◆ **TASK**
Can you print every record below exactly as written?

◆ **SOURCE RECORDS**
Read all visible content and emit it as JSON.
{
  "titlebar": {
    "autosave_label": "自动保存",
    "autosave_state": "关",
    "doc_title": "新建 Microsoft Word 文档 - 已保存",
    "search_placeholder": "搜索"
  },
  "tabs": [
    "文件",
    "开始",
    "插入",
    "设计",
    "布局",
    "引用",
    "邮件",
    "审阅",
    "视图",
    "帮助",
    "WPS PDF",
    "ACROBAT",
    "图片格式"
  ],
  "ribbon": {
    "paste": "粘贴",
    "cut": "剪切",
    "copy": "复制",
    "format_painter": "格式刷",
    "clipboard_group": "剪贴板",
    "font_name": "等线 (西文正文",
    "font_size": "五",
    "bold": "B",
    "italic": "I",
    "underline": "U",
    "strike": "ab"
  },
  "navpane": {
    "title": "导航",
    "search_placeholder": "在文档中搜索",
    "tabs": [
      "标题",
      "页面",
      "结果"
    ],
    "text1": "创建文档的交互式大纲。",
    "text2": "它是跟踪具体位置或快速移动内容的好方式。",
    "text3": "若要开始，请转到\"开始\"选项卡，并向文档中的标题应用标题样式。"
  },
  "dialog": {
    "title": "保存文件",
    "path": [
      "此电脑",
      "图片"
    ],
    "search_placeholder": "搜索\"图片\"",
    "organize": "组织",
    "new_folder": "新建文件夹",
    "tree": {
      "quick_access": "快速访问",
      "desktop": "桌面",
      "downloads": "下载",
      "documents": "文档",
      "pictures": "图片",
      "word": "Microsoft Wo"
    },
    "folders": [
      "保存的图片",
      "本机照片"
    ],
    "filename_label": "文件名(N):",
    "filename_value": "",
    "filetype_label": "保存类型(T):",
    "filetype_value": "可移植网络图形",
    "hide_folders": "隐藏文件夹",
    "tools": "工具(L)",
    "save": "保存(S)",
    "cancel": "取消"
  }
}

◆ **EXPECTED ANSWER**
Read all visible content and emit it as JSON.
{
  "titlebar": {
    "autosave_label": "自动保存",
    "autosave_state": "关",
    "doc_title": "新建 Microsoft Word 文档 - 已保存",
    "search_placeholder": "搜索"
  },
  "tabs": [
    "文件",
    "开始",
    "插入",
    "设计",
    "布局",
    "引用",
    "邮件",
    "审阅",
    "视图",
    "帮助",
    "WPS PDF",
    "ACROBAT",
    "图片格式"
  ],
  "ribbon": {
    "paste": "粘贴",
    "cut": "剪切",
    "copy": "复制",
    "format_painter": "格式刷",
    "clipboard_group": "剪贴板",
    "font_name": "等线 (西文正文",
    "font_size": "五",
    "bold": "B",
    "italic": "I",
    "underline": "U",
    "strike": "ab"
  },
  "navpane": {
    "title": "导航",
    "search_placeholder": "在文档中搜索",
    "tabs": [
      "标题",
      "页面",
      "结果"
    ],
    "text1": "创建文档的交互式大纲。",
    "text2": "它是跟踪具体位置或快速移动内容的好方式。",
    "text3": "若要开始，请转到\"开始\"选项卡，并向文档中的标题应用标题样式。"
  },
  "dialog": {
    "title": "保存文件",
    "path": [
      "此电脑",
      "图片"
    ],
    "search_placeholder": "搜索\"图片\"",
    "organize": "组织",
    "new_folder": "新建文件夹",
    "tree": {
      "quick_access": "快速访问",
      "desktop": "桌面",
      "downloads": "下载",
      "documents": "文档",
      "pictures": "图片",
      "word": "Microsoft Wo"
    },
    "folders": [
      "保存的图片",
      "本机照片"
    ],
    "filename_label": "文件名(N):",
    "filename_value": "",
    "filetype_label": "保存类型(T):",
    "filetype_value": "可移植网络图形",
    "hide_folders": "隐藏文件夹",
    "tools": "工具(L)",
    "save": "保存(S)",
    "cancel": "取消"
  }
}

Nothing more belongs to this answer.